→ Directions for this task: Retype the records from their first line through the line containing "data-point — [603, 412, 611, 420]", keeping every character unchanged.

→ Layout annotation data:
────────
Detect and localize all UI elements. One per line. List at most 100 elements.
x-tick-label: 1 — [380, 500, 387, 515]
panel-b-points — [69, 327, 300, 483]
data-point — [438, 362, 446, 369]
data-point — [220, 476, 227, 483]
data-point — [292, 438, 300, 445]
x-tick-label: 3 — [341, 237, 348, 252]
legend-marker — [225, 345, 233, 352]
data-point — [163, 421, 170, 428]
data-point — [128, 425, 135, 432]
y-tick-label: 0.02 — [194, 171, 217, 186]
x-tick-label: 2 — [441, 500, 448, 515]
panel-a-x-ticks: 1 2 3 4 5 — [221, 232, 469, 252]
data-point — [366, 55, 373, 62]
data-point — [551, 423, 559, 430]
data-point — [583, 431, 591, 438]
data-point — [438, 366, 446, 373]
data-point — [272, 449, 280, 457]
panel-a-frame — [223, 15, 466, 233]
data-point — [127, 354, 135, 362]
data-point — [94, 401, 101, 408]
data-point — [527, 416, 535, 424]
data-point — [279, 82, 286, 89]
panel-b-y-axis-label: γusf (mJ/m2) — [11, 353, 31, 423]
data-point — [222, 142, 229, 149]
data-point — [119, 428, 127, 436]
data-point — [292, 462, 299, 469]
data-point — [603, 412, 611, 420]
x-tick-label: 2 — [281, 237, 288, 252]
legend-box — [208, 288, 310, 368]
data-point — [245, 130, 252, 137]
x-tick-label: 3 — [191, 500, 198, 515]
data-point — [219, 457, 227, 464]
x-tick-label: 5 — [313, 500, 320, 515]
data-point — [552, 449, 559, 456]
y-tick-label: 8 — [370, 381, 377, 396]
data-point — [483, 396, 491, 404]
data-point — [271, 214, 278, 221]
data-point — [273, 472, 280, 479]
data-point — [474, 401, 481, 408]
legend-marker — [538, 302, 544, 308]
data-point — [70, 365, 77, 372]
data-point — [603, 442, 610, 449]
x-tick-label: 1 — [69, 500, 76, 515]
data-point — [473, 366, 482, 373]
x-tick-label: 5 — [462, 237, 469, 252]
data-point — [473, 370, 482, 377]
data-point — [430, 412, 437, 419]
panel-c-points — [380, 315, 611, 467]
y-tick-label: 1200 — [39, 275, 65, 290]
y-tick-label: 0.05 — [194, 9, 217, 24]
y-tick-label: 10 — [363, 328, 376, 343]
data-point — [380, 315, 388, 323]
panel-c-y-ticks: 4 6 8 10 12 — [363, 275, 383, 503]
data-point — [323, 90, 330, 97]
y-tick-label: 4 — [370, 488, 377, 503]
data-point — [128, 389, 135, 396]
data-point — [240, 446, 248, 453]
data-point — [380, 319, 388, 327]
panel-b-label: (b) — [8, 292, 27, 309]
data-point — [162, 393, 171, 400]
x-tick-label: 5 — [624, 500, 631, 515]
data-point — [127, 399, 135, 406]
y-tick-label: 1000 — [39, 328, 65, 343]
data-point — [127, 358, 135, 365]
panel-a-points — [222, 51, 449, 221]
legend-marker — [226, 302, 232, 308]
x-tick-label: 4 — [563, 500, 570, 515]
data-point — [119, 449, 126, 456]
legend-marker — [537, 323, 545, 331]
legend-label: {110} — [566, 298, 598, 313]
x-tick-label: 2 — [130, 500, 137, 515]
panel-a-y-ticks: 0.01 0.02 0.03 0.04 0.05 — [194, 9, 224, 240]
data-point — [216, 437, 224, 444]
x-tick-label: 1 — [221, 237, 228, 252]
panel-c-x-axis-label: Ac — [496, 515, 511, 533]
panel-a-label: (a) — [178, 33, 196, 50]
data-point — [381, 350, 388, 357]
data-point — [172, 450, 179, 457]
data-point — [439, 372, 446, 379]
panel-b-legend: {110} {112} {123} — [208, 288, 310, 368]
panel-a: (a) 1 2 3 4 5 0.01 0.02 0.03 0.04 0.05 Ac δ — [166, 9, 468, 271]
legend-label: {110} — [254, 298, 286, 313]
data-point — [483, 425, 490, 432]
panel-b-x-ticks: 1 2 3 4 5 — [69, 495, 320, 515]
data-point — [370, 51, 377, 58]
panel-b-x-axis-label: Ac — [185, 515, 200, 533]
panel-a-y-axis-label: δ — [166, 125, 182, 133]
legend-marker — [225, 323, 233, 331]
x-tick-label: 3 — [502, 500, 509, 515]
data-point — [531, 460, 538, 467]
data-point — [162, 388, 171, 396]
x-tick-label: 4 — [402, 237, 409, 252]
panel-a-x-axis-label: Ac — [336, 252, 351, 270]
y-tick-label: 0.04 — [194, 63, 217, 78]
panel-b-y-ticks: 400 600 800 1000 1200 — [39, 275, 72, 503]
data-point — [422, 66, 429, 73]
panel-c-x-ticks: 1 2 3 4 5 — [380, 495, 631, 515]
────────
→ Solution to this problem:
Detect and localize all UI elements. One per line. List at most 100 elements.
x-tick-label: 1 — [380, 500, 387, 515]
panel-b-points — [69, 327, 300, 483]
data-point — [438, 362, 446, 369]
data-point — [220, 476, 227, 483]
data-point — [292, 438, 300, 445]
x-tick-label: 3 — [341, 237, 348, 252]
legend-marker — [225, 345, 233, 352]
data-point — [163, 421, 170, 428]
data-point — [128, 425, 135, 432]
y-tick-label: 0.02 — [194, 171, 217, 186]
x-tick-label: 2 — [441, 500, 448, 515]
panel-a-x-ticks: 1 2 3 4 5 — [221, 232, 469, 252]
data-point — [366, 55, 373, 62]
data-point — [551, 423, 559, 430]
data-point — [583, 431, 591, 438]
data-point — [438, 366, 446, 373]
data-point — [272, 449, 280, 457]
panel-a-frame — [223, 15, 466, 233]
data-point — [127, 354, 135, 362]
data-point — [94, 401, 101, 408]
data-point — [527, 416, 535, 424]
data-point — [279, 82, 286, 89]
panel-b-y-axis-label: γusf (mJ/m2) — [11, 353, 31, 423]
data-point — [222, 142, 229, 149]
data-point — [119, 428, 127, 436]
data-point — [292, 462, 299, 469]
data-point — [603, 412, 611, 420]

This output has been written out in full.